[Figure record listings]
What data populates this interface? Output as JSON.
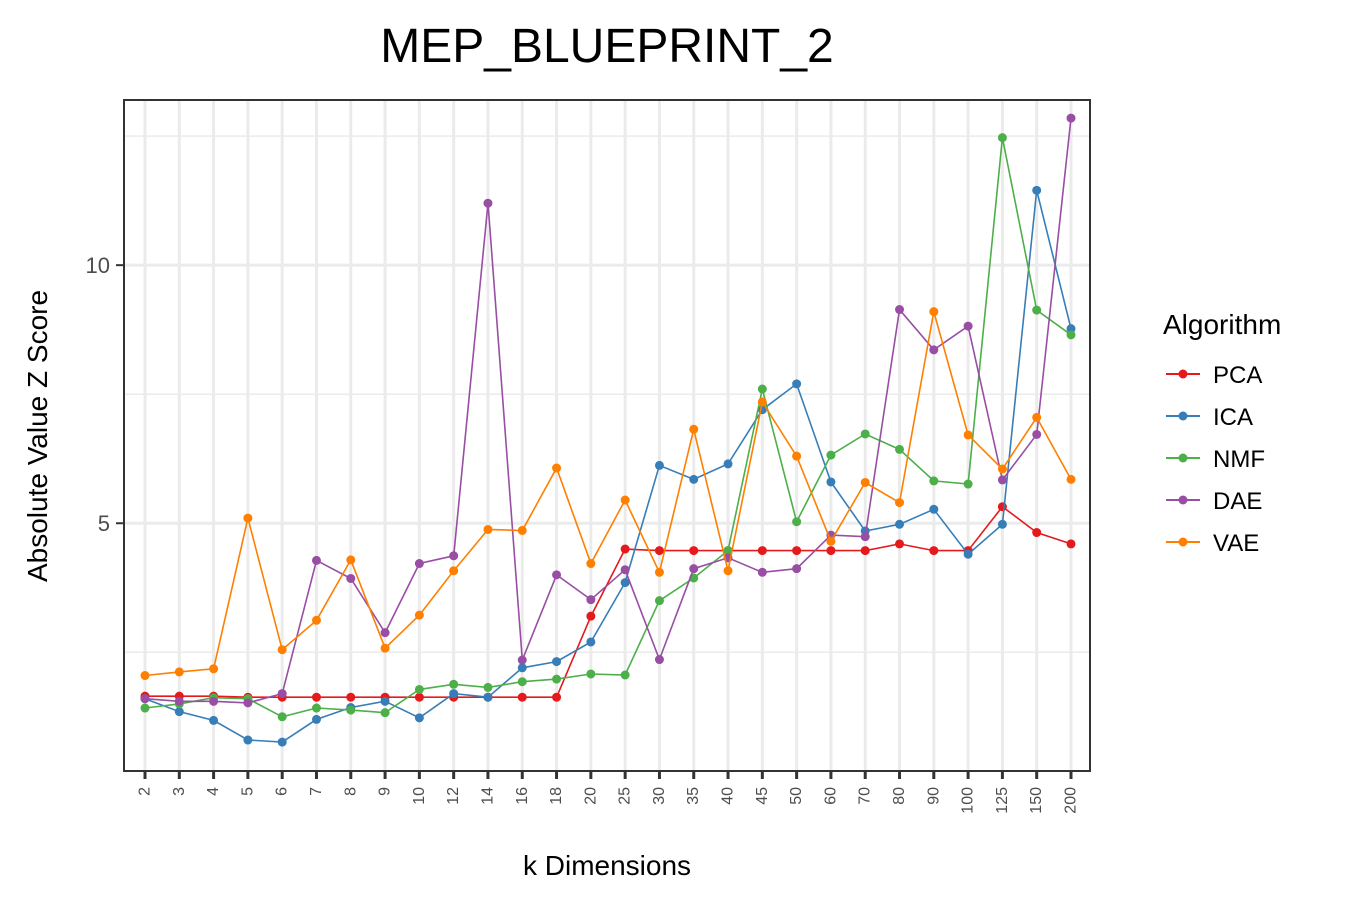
{
  "chart_data": {
    "type": "line",
    "title": "MEP_BLUEPRINT_2",
    "xlabel": "k Dimensions",
    "ylabel": "Absolute Value Z Score",
    "categories": [
      "2",
      "3",
      "4",
      "5",
      "6",
      "7",
      "8",
      "9",
      "10",
      "12",
      "14",
      "16",
      "18",
      "20",
      "25",
      "30",
      "35",
      "40",
      "45",
      "50",
      "60",
      "70",
      "80",
      "90",
      "100",
      "125",
      "150",
      "200"
    ],
    "yticks": [
      5,
      10
    ],
    "ylim": [
      0.2,
      13.2
    ],
    "grid": true,
    "legend": {
      "title": "Algorithm",
      "placement": "right"
    },
    "series": [
      {
        "name": "PCA",
        "color": "#e41a1c",
        "values": [
          1.65,
          1.65,
          1.65,
          1.63,
          1.63,
          1.63,
          1.63,
          1.63,
          1.63,
          1.63,
          1.63,
          1.63,
          1.63,
          3.2,
          4.5,
          4.47,
          4.47,
          4.47,
          4.47,
          4.47,
          4.47,
          4.47,
          4.6,
          4.47,
          4.47,
          5.32,
          4.82,
          4.6
        ]
      },
      {
        "name": "ICA",
        "color": "#377eb8",
        "values": [
          1.6,
          1.35,
          1.18,
          0.8,
          0.76,
          1.2,
          1.43,
          1.55,
          1.23,
          1.7,
          1.63,
          2.2,
          2.32,
          2.7,
          3.85,
          6.12,
          5.85,
          6.15,
          7.2,
          7.7,
          5.8,
          4.85,
          4.98,
          5.27,
          4.4,
          4.98,
          11.45,
          8.77
        ]
      },
      {
        "name": "NMF",
        "color": "#4daf4a",
        "values": [
          1.42,
          1.5,
          1.62,
          1.6,
          1.25,
          1.42,
          1.38,
          1.33,
          1.78,
          1.88,
          1.82,
          1.93,
          1.98,
          2.08,
          2.06,
          3.5,
          3.94,
          4.47,
          7.6,
          5.03,
          6.32,
          6.73,
          6.43,
          5.82,
          5.76,
          12.47,
          9.13,
          8.65
        ]
      },
      {
        "name": "DAE",
        "color": "#984ea3",
        "values": [
          1.6,
          1.55,
          1.55,
          1.52,
          1.7,
          4.28,
          3.93,
          2.88,
          4.22,
          4.37,
          11.2,
          2.35,
          4,
          3.52,
          4.1,
          2.36,
          4.12,
          4.33,
          4.05,
          4.12,
          4.77,
          4.74,
          9.14,
          8.36,
          8.82,
          5.84,
          6.72,
          12.85
        ]
      },
      {
        "name": "VAE",
        "color": "#ff7f00",
        "values": [
          2.05,
          2.12,
          2.18,
          5.1,
          2.55,
          3.12,
          4.29,
          2.58,
          3.22,
          4.08,
          4.88,
          4.86,
          6.07,
          4.22,
          5.45,
          4.05,
          6.82,
          4.08,
          7.35,
          6.3,
          4.65,
          5.79,
          5.4,
          9.1,
          6.71,
          6.05,
          7.05,
          5.85
        ]
      }
    ]
  }
}
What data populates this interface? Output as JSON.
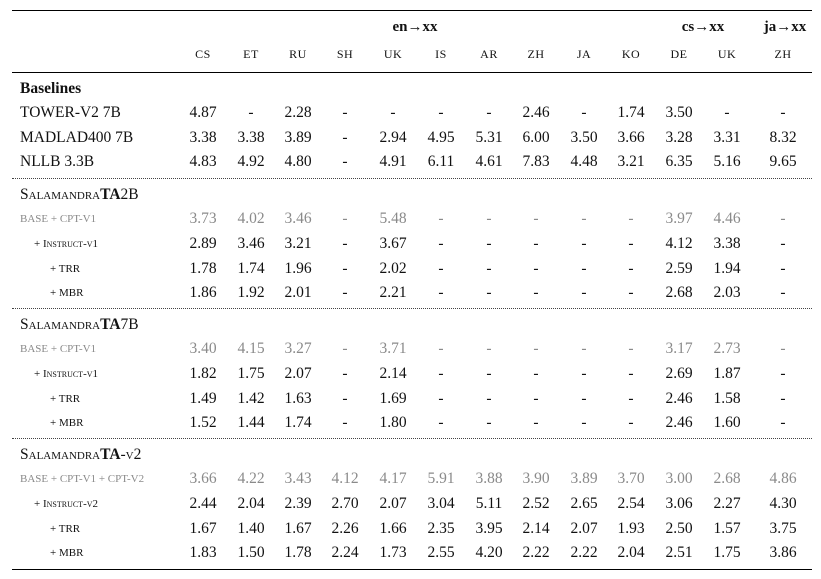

→ Task directions
Copy each line containing the word "color" from the data.

→ Full solution
        "color": "#e41a1c",
        "color": "#377eb8",
        "color": "#4daf4a",
        "color": "#984ea3",
        "color": "#ff7f00",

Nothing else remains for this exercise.